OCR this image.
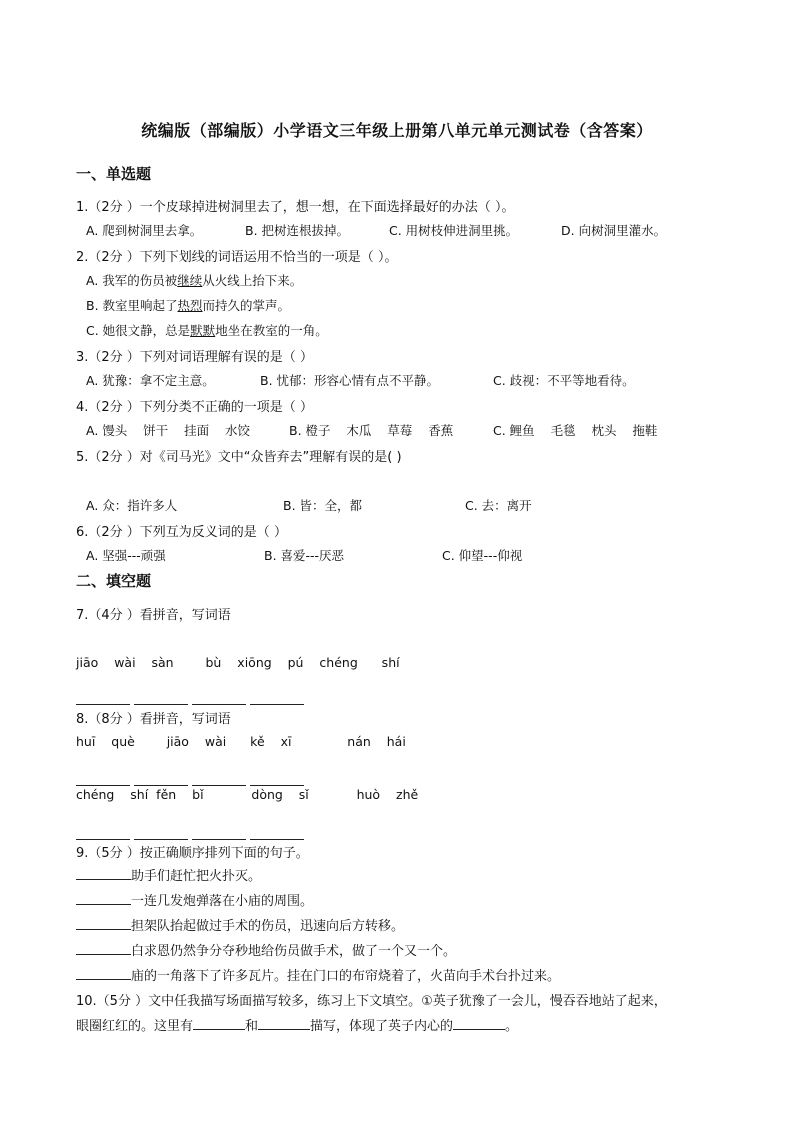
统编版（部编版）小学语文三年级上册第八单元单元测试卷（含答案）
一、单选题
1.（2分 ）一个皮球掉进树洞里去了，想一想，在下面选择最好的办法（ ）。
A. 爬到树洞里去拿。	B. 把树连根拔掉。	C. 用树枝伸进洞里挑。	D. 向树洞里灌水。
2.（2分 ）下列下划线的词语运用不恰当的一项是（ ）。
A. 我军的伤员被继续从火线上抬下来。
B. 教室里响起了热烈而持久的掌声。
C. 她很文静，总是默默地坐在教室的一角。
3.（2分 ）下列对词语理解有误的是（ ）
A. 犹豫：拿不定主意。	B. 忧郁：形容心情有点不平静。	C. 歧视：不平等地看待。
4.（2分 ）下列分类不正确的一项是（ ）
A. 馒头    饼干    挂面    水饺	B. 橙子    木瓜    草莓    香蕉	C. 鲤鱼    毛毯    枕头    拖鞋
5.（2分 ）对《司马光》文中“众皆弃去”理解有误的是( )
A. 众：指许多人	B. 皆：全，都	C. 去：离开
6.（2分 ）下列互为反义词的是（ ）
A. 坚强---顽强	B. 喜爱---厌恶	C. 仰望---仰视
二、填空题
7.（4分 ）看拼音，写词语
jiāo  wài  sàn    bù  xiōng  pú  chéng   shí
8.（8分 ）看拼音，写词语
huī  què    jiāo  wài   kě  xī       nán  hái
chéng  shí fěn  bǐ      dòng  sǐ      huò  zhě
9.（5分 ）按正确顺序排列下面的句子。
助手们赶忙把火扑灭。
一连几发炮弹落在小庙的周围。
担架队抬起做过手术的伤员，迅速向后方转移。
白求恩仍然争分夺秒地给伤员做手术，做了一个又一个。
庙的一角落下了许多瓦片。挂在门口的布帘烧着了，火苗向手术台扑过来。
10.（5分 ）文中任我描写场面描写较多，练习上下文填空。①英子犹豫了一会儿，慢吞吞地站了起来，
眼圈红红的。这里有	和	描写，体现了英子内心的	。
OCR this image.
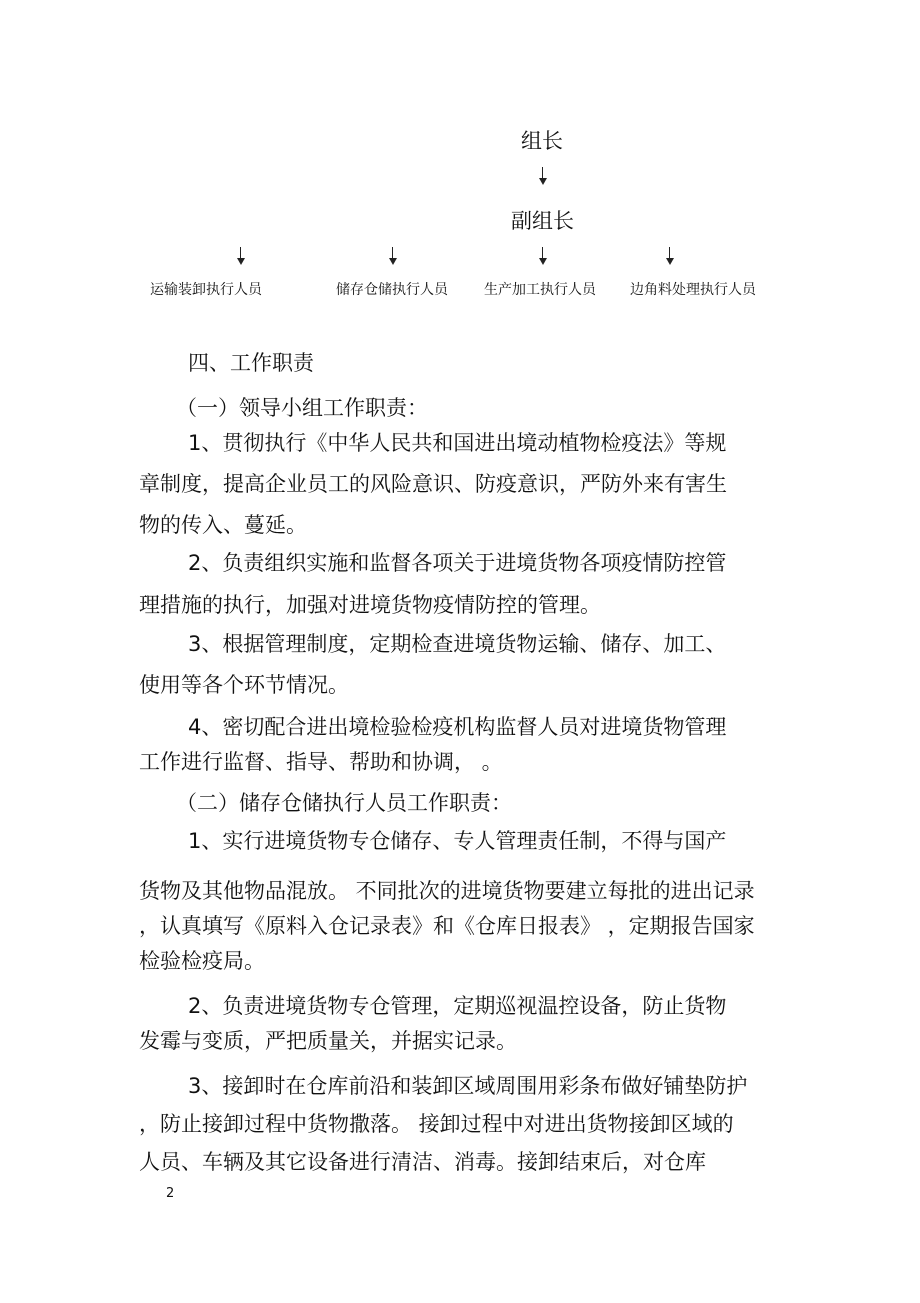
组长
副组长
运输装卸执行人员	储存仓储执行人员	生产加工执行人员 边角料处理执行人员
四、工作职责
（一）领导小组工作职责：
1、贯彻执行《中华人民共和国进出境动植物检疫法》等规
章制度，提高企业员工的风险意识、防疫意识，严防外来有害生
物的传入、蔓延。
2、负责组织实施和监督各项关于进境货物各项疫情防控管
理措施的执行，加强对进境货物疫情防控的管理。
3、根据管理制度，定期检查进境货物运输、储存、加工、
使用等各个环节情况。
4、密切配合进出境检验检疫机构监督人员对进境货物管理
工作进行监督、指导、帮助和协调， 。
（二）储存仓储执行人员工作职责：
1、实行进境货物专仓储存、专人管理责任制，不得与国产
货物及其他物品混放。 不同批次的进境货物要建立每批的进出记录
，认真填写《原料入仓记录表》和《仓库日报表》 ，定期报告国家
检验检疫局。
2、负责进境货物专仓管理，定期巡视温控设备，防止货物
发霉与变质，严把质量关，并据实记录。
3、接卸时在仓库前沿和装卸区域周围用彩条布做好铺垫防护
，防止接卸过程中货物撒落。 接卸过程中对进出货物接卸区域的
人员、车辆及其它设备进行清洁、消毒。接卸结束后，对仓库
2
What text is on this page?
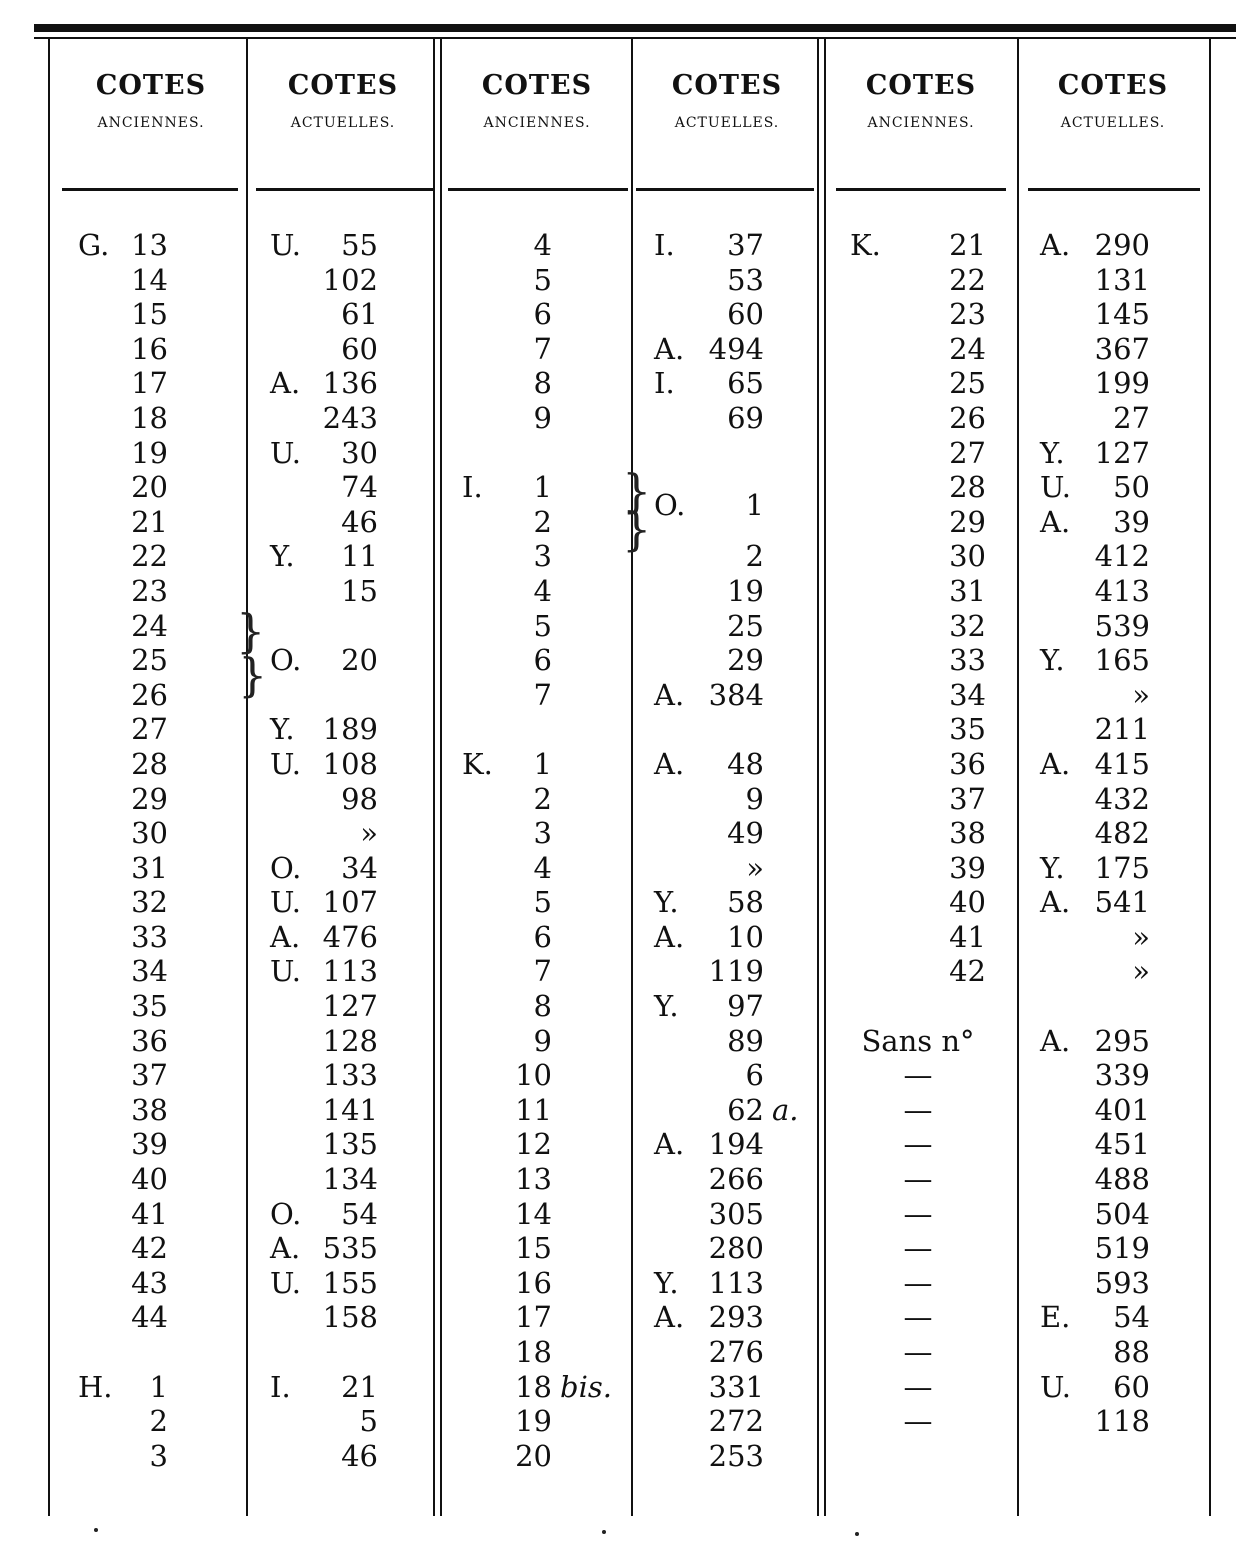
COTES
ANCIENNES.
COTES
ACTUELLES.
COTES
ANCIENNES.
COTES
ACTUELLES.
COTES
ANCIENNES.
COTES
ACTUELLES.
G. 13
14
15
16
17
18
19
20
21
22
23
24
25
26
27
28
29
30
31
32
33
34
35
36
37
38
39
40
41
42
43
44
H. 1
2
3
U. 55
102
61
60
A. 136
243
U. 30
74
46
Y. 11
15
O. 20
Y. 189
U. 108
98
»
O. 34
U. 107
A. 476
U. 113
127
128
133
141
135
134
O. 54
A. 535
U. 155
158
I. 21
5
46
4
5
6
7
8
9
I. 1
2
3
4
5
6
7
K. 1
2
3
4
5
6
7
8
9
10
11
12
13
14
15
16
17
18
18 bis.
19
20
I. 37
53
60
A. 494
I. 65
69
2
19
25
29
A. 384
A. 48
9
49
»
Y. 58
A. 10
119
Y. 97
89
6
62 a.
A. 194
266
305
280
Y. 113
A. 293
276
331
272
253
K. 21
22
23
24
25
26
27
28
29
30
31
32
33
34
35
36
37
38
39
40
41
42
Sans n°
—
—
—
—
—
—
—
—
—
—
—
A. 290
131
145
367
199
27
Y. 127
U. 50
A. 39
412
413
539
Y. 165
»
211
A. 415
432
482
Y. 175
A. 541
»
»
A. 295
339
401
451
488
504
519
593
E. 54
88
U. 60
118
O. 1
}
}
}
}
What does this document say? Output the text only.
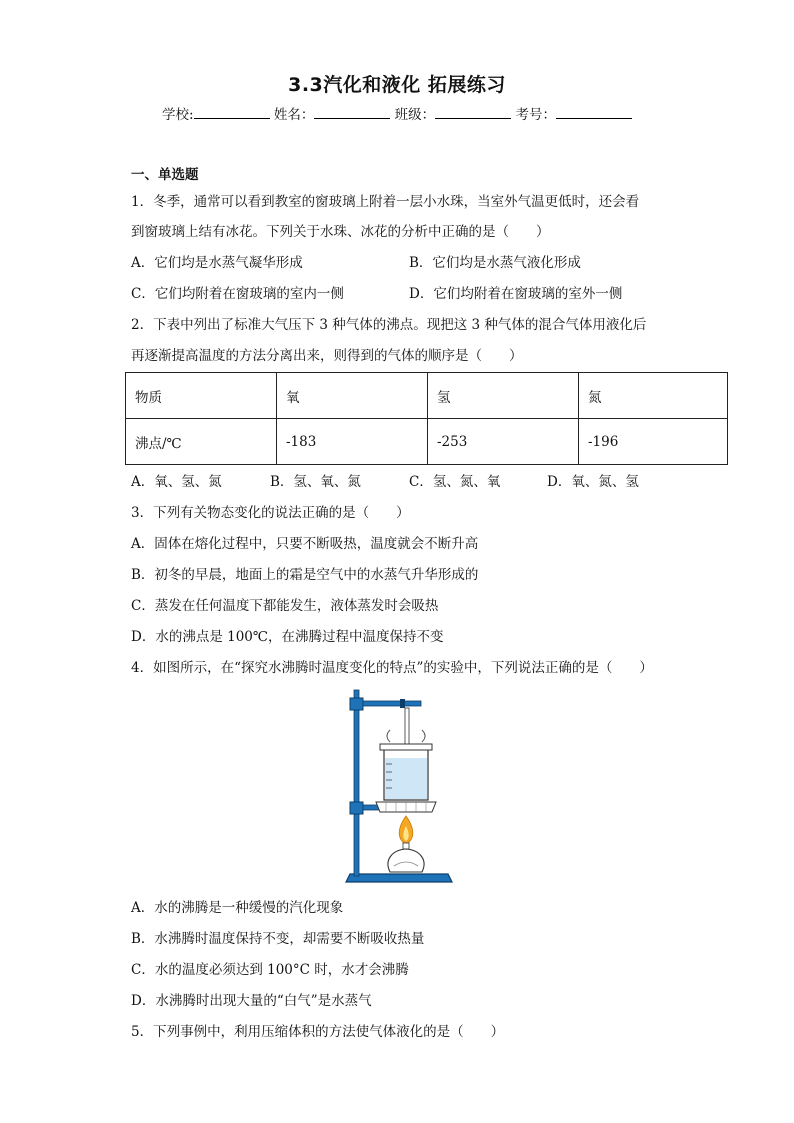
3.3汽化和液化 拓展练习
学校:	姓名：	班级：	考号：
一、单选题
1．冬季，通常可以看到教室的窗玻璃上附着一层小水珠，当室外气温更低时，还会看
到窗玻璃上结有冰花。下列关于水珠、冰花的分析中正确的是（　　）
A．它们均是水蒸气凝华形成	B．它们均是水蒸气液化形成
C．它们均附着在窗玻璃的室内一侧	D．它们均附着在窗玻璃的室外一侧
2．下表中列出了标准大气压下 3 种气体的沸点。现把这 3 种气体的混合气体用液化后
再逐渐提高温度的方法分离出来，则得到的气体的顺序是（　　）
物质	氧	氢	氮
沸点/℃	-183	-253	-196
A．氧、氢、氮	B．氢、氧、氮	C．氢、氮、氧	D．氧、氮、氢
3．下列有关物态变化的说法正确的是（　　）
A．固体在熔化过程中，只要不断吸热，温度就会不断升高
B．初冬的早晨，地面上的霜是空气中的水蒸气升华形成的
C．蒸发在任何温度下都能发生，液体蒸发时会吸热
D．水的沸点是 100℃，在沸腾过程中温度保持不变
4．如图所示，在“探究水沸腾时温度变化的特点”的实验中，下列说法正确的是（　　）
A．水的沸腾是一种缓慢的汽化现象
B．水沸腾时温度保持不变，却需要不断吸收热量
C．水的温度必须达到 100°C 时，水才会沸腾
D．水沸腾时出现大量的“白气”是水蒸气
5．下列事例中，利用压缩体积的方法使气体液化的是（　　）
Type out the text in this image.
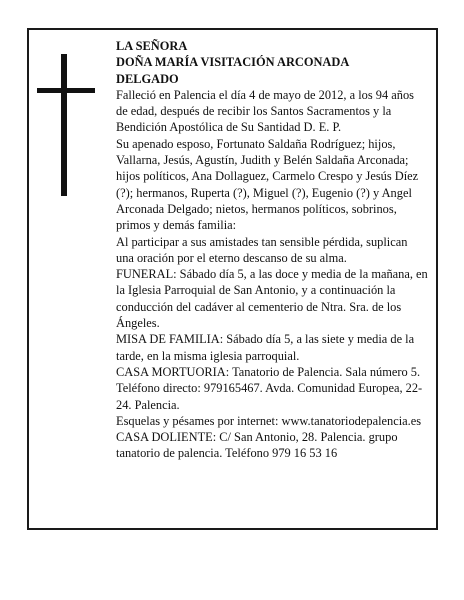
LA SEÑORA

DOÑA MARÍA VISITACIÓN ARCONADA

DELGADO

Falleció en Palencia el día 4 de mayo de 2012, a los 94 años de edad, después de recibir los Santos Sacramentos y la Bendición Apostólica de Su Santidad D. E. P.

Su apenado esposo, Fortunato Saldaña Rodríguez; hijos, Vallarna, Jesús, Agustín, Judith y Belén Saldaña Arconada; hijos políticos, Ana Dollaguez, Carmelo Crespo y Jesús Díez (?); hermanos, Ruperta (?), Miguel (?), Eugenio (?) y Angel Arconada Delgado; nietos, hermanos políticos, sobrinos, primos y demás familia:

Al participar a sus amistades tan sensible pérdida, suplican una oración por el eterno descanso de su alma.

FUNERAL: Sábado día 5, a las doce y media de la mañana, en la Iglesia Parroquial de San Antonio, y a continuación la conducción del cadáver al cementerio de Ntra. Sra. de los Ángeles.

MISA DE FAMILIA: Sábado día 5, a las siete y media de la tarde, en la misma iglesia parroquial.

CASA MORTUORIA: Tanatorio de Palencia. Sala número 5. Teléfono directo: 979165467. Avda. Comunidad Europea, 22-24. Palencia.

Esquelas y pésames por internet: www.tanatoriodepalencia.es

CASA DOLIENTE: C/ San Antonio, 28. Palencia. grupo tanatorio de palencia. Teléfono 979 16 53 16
+ + + +
**THE REQUEST**: Your task is to repeat the material above exactly, without its pictures.

**EXPECTED ANSWER**:
OCR this image.
统编版（部编版）小学语文三年级上册第八单元单元测试卷（含答案）
一、单选题
1.（2分 ）一个皮球掉进树洞里去了，想一想，在下面选择最好的办法（ ）。
A. 爬到树洞里去拿。	B. 把树连根拔掉。	C. 用树枝伸进洞里挑。	D. 向树洞里灌水。
2.（2分 ）下列下划线的词语运用不恰当的一项是（ ）。
A. 我军的伤员被继续从火线上抬下来。
B. 教室里响起了热烈而持久的掌声。
C. 她很文静，总是默默地坐在教室的一角。
3.（2分 ）下列对词语理解有误的是（ ）
A. 犹豫：拿不定主意。	B. 忧郁：形容心情有点不平静。	C. 歧视：不平等地看待。
4.（2分 ）下列分类不正确的一项是（ ）
A. 馒头    饼干    挂面    水饺	B. 橙子    木瓜    草莓    香蕉	C. 鲤鱼    毛毯    枕头    拖鞋
5.（2分 ）对《司马光》文中“众皆弃去”理解有误的是( )
A. 众：指许多人	B. 皆：全，都	C. 去：离开
6.（2分 ）下列互为反义词的是（ ）
A. 坚强---顽强	B. 喜爱---厌恶	C. 仰望---仰视
二、填空题
7.（4分 ）看拼音，写词语
jiāo  wài  sàn    bù  xiōng  pú  chéng   shí
8.（8分 ）看拼音，写词语
huī  què    jiāo  wài   kě  xī       nán  hái
chéng  shí fěn  bǐ      dòng  sǐ      huò  zhě
9.（5分 ）按正确顺序排列下面的句子。
助手们赶忙把火扑灭。
一连几发炮弹落在小庙的周围。
担架队抬起做过手术的伤员，迅速向后方转移。
白求恩仍然争分夺秒地给伤员做手术，做了一个又一个。
庙的一角落下了许多瓦片。挂在门口的布帘烧着了，火苗向手术台扑过来。
10.（5分 ）文中任我描写场面描写较多，练习上下文填空。①英子犹豫了一会儿，慢吞吞地站了起来，
眼圈红红的。这里有	和	描写，体现了英子内心的	。
OCR this image.
组长
副组长
运输装卸执行人员	储存仓储执行人员	生产加工执行人员 边角料处理执行人员
四、工作职责
（一）领导小组工作职责：
1、贯彻执行《中华人民共和国进出境动植物检疫法》等规
章制度，提高企业员工的风险意识、防疫意识，严防外来有害生
物的传入、蔓延。
2、负责组织实施和监督各项关于进境货物各项疫情防控管
理措施的执行，加强对进境货物疫情防控的管理。
3、根据管理制度，定期检查进境货物运输、储存、加工、
使用等各个环节情况。
4、密切配合进出境检验检疫机构监督人员对进境货物管理
工作进行监督、指导、帮助和协调， 。
（二）储存仓储执行人员工作职责：
1、实行进境货物专仓储存、专人管理责任制，不得与国产
货物及其他物品混放。 不同批次的进境货物要建立每批的进出记录
，认真填写《原料入仓记录表》和《仓库日报表》 ，定期报告国家
检验检疫局。
2、负责进境货物专仓管理，定期巡视温控设备，防止货物
发霉与变质，严把质量关，并据实记录。
3、接卸时在仓库前沿和装卸区域周围用彩条布做好铺垫防护
，防止接卸过程中货物撒落。 接卸过程中对进出货物接卸区域的
人员、车辆及其它设备进行清洁、消毒。接卸结束后，对仓库
2
What text is on this page?
COTES
ANCIENNES.
COTES
ACTUELLES.
COTES
ANCIENNES.
COTES
ACTUELLES.
COTES
ANCIENNES.
COTES
ACTUELLES.
G. 13
14
15
16
17
18
19
20
21
22
23
24
25
26
27
28
29
30
31
32
33
34
35
36
37
38
39
40
41
42
43
44
H. 1
2
3
U. 55
102
61
60
A. 136
243
U. 30
74
46
Y. 11
15
O. 20
Y. 189
U. 108
98
»
O. 34
U. 107
A. 476
U. 113
127
128
133
141
135
134
O. 54
A. 535
U. 155
158
I. 21
5
46
4
5
6
7
8
9
I. 1
2
3
4
5
6
7
K. 1
2
3
4
5
6
7
8
9
10
11
12
13
14
15
16
17
18
18 bis.
19
20
I. 37
53
60
A. 494
I. 65
69
2
19
25
29
A. 384
A. 48
9
49
»
Y. 58
A. 10
119
Y. 97
89
6
62 a.
A. 194
266
305
280
Y. 113
A. 293
276
331
272
253
K. 21
22
23
24
25
26
27
28
29
30
31
32
33
34
35
36
37
38
39
40
41
42
Sans n°
—
—
—
—
—
—
—
—
—
—
—
A. 290
131
145
367
199
27
Y. 127
U. 50
A. 39
412
413
539
Y. 165
»
211
A. 415
432
482
Y. 175
A. 541
»
»
A. 295
339
401
451
488
504
519
593
E. 54
88
U. 60
118
O. 1
}
}
}
}
What does this document say? Output the text only.
3.3汽化和液化 拓展练习
学校:	姓名：	班级：	考号：
一、单选题
1．冬季，通常可以看到教室的窗玻璃上附着一层小水珠，当室外气温更低时，还会看
到窗玻璃上结有冰花。下列关于水珠、冰花的分析中正确的是（　　）
A．它们均是水蒸气凝华形成	B．它们均是水蒸气液化形成
C．它们均附着在窗玻璃的室内一侧	D．它们均附着在窗玻璃的室外一侧
2．下表中列出了标准大气压下 3 种气体的沸点。现把这 3 种气体的混合气体用液化后
再逐渐提高温度的方法分离出来，则得到的气体的顺序是（　　）
物质	氧	氢	氮
沸点/℃	-183	-253	-196
A．氧、氢、氮	B．氢、氧、氮	C．氢、氮、氧	D．氧、氮、氢
3．下列有关物态变化的说法正确的是（　　）
A．固体在熔化过程中，只要不断吸热，温度就会不断升高
B．初冬的早晨，地面上的霜是空气中的水蒸气升华形成的
C．蒸发在任何温度下都能发生，液体蒸发时会吸热
D．水的沸点是 100℃，在沸腾过程中温度保持不变
4．如图所示，在“探究水沸腾时温度变化的特点”的实验中，下列说法正确的是（　　）
A．水的沸腾是一种缓慢的汽化现象
B．水沸腾时温度保持不变，却需要不断吸收热量
C．水的温度必须达到 100°C 时，水才会沸腾
D．水沸腾时出现大量的“白气”是水蒸气
5．下列事例中，利用压缩体积的方法使气体液化的是（　　）
Type out the text in this image.
LA SEÑORA

DOÑA MARÍA VISITACIÓN ARCONADA

DELGADO

Falleció en Palencia el día 4 de mayo de 2012, a los 94 años de edad, después de recibir los Santos Sacramentos y la Bendición Apostólica de Su Santidad D. E. P.

Su apenado esposo, Fortunato Saldaña Rodríguez; hijos, Vallarna, Jesús, Agustín, Judith y Belén Saldaña Arconada; hijos políticos, Ana Dollaguez, Carmelo Crespo y Jesús Díez (?); hermanos, Ruperta (?), Miguel (?), Eugenio (?) y Angel Arconada Delgado; nietos, hermanos políticos, sobrinos, primos y demás familia:

Al participar a sus amistades tan sensible pérdida, suplican una oración por el eterno descanso de su alma.

FUNERAL: Sábado día 5, a las doce y media de la mañana, en la Iglesia Parroquial de San Antonio, y a continuación la conducción del cadáver al cementerio de Ntra. Sra. de los Ángeles.

MISA DE FAMILIA: Sábado día 5, a las siete y media de la tarde, en la misma iglesia parroquial.

CASA MORTUORIA: Tanatorio de Palencia. Sala número 5. Teléfono directo: 979165467. Avda. Comunidad Europea, 22-24. Palencia.

Esquelas y pésames por internet: www.tanatoriodepalencia.es

CASA DOLIENTE: C/ San Antonio, 28. Palencia. grupo tanatorio de palencia. Teléfono 979 16 53 16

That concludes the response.